*AIM OF THE EXERCISE*:
Reproduce each of the lines word for word.

Dataset entries:
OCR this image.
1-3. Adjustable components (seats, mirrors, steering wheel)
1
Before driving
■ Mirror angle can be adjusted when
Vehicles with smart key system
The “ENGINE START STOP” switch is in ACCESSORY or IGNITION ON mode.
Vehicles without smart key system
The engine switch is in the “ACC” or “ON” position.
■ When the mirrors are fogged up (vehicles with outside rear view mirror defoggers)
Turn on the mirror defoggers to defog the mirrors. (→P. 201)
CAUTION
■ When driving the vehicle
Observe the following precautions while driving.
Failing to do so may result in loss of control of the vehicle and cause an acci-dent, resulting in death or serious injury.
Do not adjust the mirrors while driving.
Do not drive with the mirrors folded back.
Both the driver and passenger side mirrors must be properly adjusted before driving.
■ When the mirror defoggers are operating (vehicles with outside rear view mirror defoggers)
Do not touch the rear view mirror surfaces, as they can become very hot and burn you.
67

*THE RESULT*:
OCR this image.
1-3. Adjustable components (seats, mirrors, steering wheel)
1
Before driving
■ Mirror angle can be adjusted when
Vehicles with smart key system
The “ENGINE START STOP” switch is in ACCESSORY or IGNITION ON mode.
Vehicles without smart key system
The engine switch is in the “ACC” or “ON” position.
■ When the mirrors are fogged up (vehicles with outside rear view mirror defoggers)
Turn on the mirror defoggers to defog the mirrors. (→P. 201)
CAUTION
■ When driving the vehicle
Observe the following precautions while driving.
Failing to do so may result in loss of control of the vehicle and cause an acci-dent, resulting in death or serious injury.
Do not adjust the mirrors while driving.
Do not drive with the mirrors folded back.
Both the driver and passenger side mirrors must be properly adjusted before driving.
■ When the mirror defoggers are operating (vehicles with outside rear view mirror defoggers)
Do not touch the rear view mirror surfaces, as they can become very hot and burn you.
67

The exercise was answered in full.